— BEGIN —

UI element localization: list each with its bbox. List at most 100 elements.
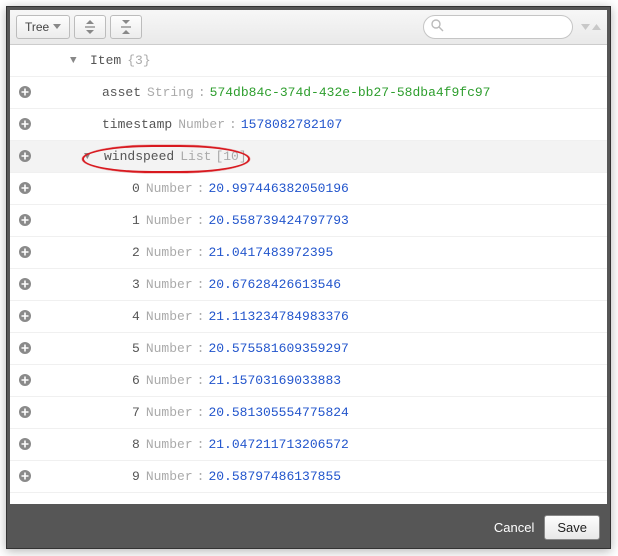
tree-node-windspeed-item[interactable]: 9 Number:20.58797486137855 [10,461,607,493]
node-index: 7 [132,405,140,420]
node-value: 21.113234784983376 [208,309,348,324]
node-key: asset [102,85,141,100]
node-index: 5 [132,341,140,356]
tree-node-windspeed-item[interactable]: 7 Number:20.581305554775824 [10,397,607,429]
collapse-all-button[interactable] [110,15,142,39]
node-type: Number [146,405,193,420]
colon: : [197,277,205,292]
node-key: windspeed [104,149,174,164]
tree-node-windspeed-item[interactable]: 8 Number:21.047211713206572 [10,429,607,461]
colon: : [197,309,205,324]
search-input[interactable] [423,15,573,39]
add-icon[interactable] [18,373,34,389]
node-value: 20.581305554775824 [208,405,348,420]
node-index: 0 [132,181,140,196]
node-value: 20.58797486137855 [208,469,341,484]
add-icon[interactable] [18,309,34,325]
node-index: 8 [132,437,140,452]
add-icon[interactable] [18,277,34,293]
node-index: 6 [132,373,140,388]
tree-node-windspeed[interactable]: ▼ windspeed List [10] [10,141,607,173]
node-value: 20.997446382050196 [208,181,348,196]
colon: : [229,117,237,132]
add-icon[interactable] [18,405,34,421]
search-options[interactable] [581,24,601,31]
toolbar: Tree [10,10,607,45]
node-value: 21.047211713206572 [208,437,348,452]
expand-icon [83,20,97,34]
search-icon [431,19,444,35]
add-icon[interactable] [18,341,34,357]
node-index: 1 [132,213,140,228]
view-mode-label: Tree [25,20,49,34]
node-value: 21.0417483972395 [208,245,333,260]
node-key: timestamp [102,117,172,132]
node-type: Number [146,213,193,228]
colon: : [197,469,205,484]
add-icon[interactable] [18,181,34,197]
tree-node-windspeed-item[interactable]: 0 Number:20.997446382050196 [10,173,607,205]
add-icon[interactable] [18,117,34,133]
colon: : [197,437,205,452]
node-value: 1578082782107 [241,117,342,132]
tree-viewer: ▼ Item {3} asset String : 574db84c-374d-… [10,45,607,504]
node-value: 20.558739424797793 [208,213,348,228]
node-type: Number [146,309,193,324]
chevron-down-icon [53,24,61,30]
tree-node-asset[interactable]: asset String : 574db84c-374d-432e-bb27-5… [10,77,607,109]
node-type: Number [146,277,193,292]
tree-node-windspeed-item[interactable]: 6Number:21.15703169033883 [10,365,607,397]
node-index: 2 [132,245,140,260]
colon: : [197,405,205,420]
node-index: 4 [132,309,140,324]
editor-dialog: Tree [6,6,611,549]
editor-inner: Tree [10,10,607,504]
node-key: Item [90,53,121,68]
node-type: Number [146,181,193,196]
node-index: 3 [132,277,140,292]
tree-node-windspeed-item[interactable]: 5 Number:20.575581609359297 [10,333,607,365]
node-count: [10] [215,149,246,164]
tree-node-root[interactable]: ▼ Item {3} [10,45,607,77]
tree-node-windspeed-item[interactable]: 1 Number:20.558739424797793 [10,205,607,237]
colon: : [198,85,206,100]
colon: : [197,341,205,356]
expand-all-button[interactable] [74,15,106,39]
colon: : [197,245,205,260]
tree-node-windspeed-item[interactable]: 3 Number:20.67628426613546 [10,269,607,301]
node-type: Number [146,469,193,484]
dialog-footer: Cancel Save [7,507,610,548]
colon: : [197,181,205,196]
colon: : [197,213,205,228]
search-box [423,15,573,39]
add-icon[interactable] [18,437,34,453]
add-icon[interactable] [18,213,34,229]
node-value: 20.575581609359297 [208,341,348,356]
node-type: Number [146,245,193,260]
cancel-button[interactable]: Cancel [494,520,534,535]
node-value: 20.67628426613546 [208,277,341,292]
node-type: Number [146,373,193,388]
node-value: 21.15703169033883 [208,373,341,388]
node-index: 9 [132,469,140,484]
node-type: String [147,85,194,100]
add-icon[interactable] [18,469,34,485]
add-icon[interactable] [18,85,34,101]
collapse-toggle[interactable]: ▼ [84,151,98,163]
node-type: Number [146,341,193,356]
save-button[interactable]: Save [544,515,600,540]
node-count: {3} [127,53,150,68]
add-icon[interactable] [18,149,34,165]
tree-node-windspeed-item[interactable]: 4 Number:21.113234784983376 [10,301,607,333]
collapse-toggle[interactable]: ▼ [70,55,84,67]
add-icon[interactable] [18,245,34,261]
node-type: Number [178,117,225,132]
triangle-down-icon [581,24,590,31]
collapse-icon [119,20,133,34]
tree-node-windspeed-item[interactable]: 2 Number:21.0417483972395 [10,237,607,269]
view-mode-dropdown[interactable]: Tree [16,15,70,39]
triangle-up-icon [592,24,601,31]
tree-node-timestamp[interactable]: timestamp Number : 1578082782107 [10,109,607,141]
node-value: 574db84c-374d-432e-bb27-58dba4f9fc97 [210,85,491,100]
node-type: Number [146,437,193,452]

— END —

To be done: Return every row above unchanged, omitting the picture.

Answer:
UI element localization: list each with its bbox. List at most 100 elements.
tree-node-windspeed-item[interactable]: 9 Number:20.58797486137855 [10,461,607,493]
node-index: 7 [132,405,140,420]
node-value: 21.113234784983376 [208,309,348,324]
node-key: asset [102,85,141,100]
node-index: 5 [132,341,140,356]
tree-node-windspeed-item[interactable]: 7 Number:20.581305554775824 [10,397,607,429]
collapse-all-button[interactable] [110,15,142,39]
node-type: Number [146,405,193,420]
colon: : [197,277,205,292]
node-key: windspeed [104,149,174,164]
tree-node-windspeed-item[interactable]: 8 Number:21.047211713206572 [10,429,607,461]
colon: : [197,309,205,324]
search-input[interactable] [423,15,573,39]
add-icon[interactable] [18,373,34,389]
node-value: 20.581305554775824 [208,405,348,420]
node-index: 0 [132,181,140,196]
node-value: 20.58797486137855 [208,469,341,484]
add-icon[interactable] [18,309,34,325]
node-index: 8 [132,437,140,452]
add-icon[interactable] [18,277,34,293]
node-index: 6 [132,373,140,388]
tree-node-windspeed[interactable]: ▼ windspeed List [10] [10,141,607,173]
node-value: 20.997446382050196 [208,181,348,196]
colon: : [229,117,237,132]
add-icon[interactable] [18,405,34,421]
search-options[interactable] [581,24,601,31]
toolbar: Tree [10,10,607,45]
node-value: 21.047211713206572 [208,437,348,452]
expand-icon [83,20,97,34]
search-icon [431,19,444,35]
add-icon[interactable] [18,341,34,357]
node-index: 1 [132,213,140,228]
view-mode-label: Tree [25,20,49,34]
node-value: 21.0417483972395 [208,245,333,260]
node-key: timestamp [102,117,172,132]
node-type: Number [146,213,193,228]
colon: : [197,469,205,484]
add-icon[interactable] [18,181,34,197]
tree-node-windspeed-item[interactable]: 0 Number:20.997446382050196 [10,173,607,205]
add-icon[interactable] [18,117,34,133]
colon: : [197,437,205,452]
node-value: 1578082782107 [241,117,342,132]
tree-viewer: ▼ Item {3} asset String : 574db84c-374d-… [10,45,607,504]
node-value: 20.558739424797793 [208,213,348,228]
node-type: Number [146,309,193,324]
chevron-down-icon [53,24,61,30]
tree-node-asset[interactable]: asset String : 574db84c-374d-432e-bb27-5… [10,77,607,109]
node-type: Number [146,277,193,292]
tree-node-windspeed-item[interactable]: 6Number:21.15703169033883 [10,365,607,397]
node-index: 2 [132,245,140,260]
colon: : [197,405,205,420]
node-index: 4 [132,309,140,324]
editor-dialog: Tree [6,6,611,549]
editor-inner: Tree [10,10,607,504]
node-key: Item [90,53,121,68]
node-type: Number [146,181,193,196]
node-index: 3 [132,277,140,292]
tree-node-windspeed-item[interactable]: 5 Number:20.575581609359297 [10,333,607,365]
node-count: [10] [215,149,246,164]
tree-node-root[interactable]: ▼ Item {3} [10,45,607,77]
tree-node-windspeed-item[interactable]: 1 Number:20.558739424797793 [10,205,607,237]
colon: : [198,85,206,100]
colon: : [197,341,205,356]
expand-all-button[interactable] [74,15,106,39]
colon: : [197,245,205,260]
tree-node-windspeed-item[interactable]: 3 Number:20.67628426613546 [10,269,607,301]
node-type: Number [146,469,193,484]
dialog-footer: Cancel Save [7,507,610,548]
colon: : [197,181,205,196]
colon: : [197,213,205,228]
search-box [423,15,573,39]
add-icon[interactable] [18,437,34,453]
add-icon[interactable] [18,213,34,229]
node-value: 20.575581609359297 [208,341,348,356]
node-type: Number [146,245,193,260]
cancel-button[interactable]: Cancel [494,520,534,535]
node-value: 20.67628426613546 [208,277,341,292]
node-type: Number [146,373,193,388]
node-value: 21.15703169033883 [208,373,341,388]
node-index: 9 [132,469,140,484]
node-type: String [147,85,194,100]
add-icon[interactable] [18,469,34,485]
add-icon[interactable] [18,85,34,101]
collapse-toggle[interactable]: ▼ [84,151,98,163]
node-type: Number [146,341,193,356]
save-button[interactable]: Save [544,515,600,540]
node-count: {3} [127,53,150,68]
add-icon[interactable] [18,149,34,165]
tree-node-windspeed-item[interactable]: 4 Number:21.113234784983376 [10,301,607,333]
collapse-toggle[interactable]: ▼ [70,55,84,67]
add-icon[interactable] [18,245,34,261]
node-type: Number [178,117,225,132]
triangle-down-icon [581,24,590,31]
collapse-icon [119,20,133,34]
tree-node-windspeed-item[interactable]: 2 Number:21.0417483972395 [10,237,607,269]
view-mode-dropdown[interactable]: Tree [16,15,70,39]
triangle-up-icon [592,24,601,31]
tree-node-timestamp[interactable]: timestamp Number : 1578082782107 [10,109,607,141]
node-value: 574db84c-374d-432e-bb27-58dba4f9fc97 [210,85,491,100]
node-type: Number [146,437,193,452]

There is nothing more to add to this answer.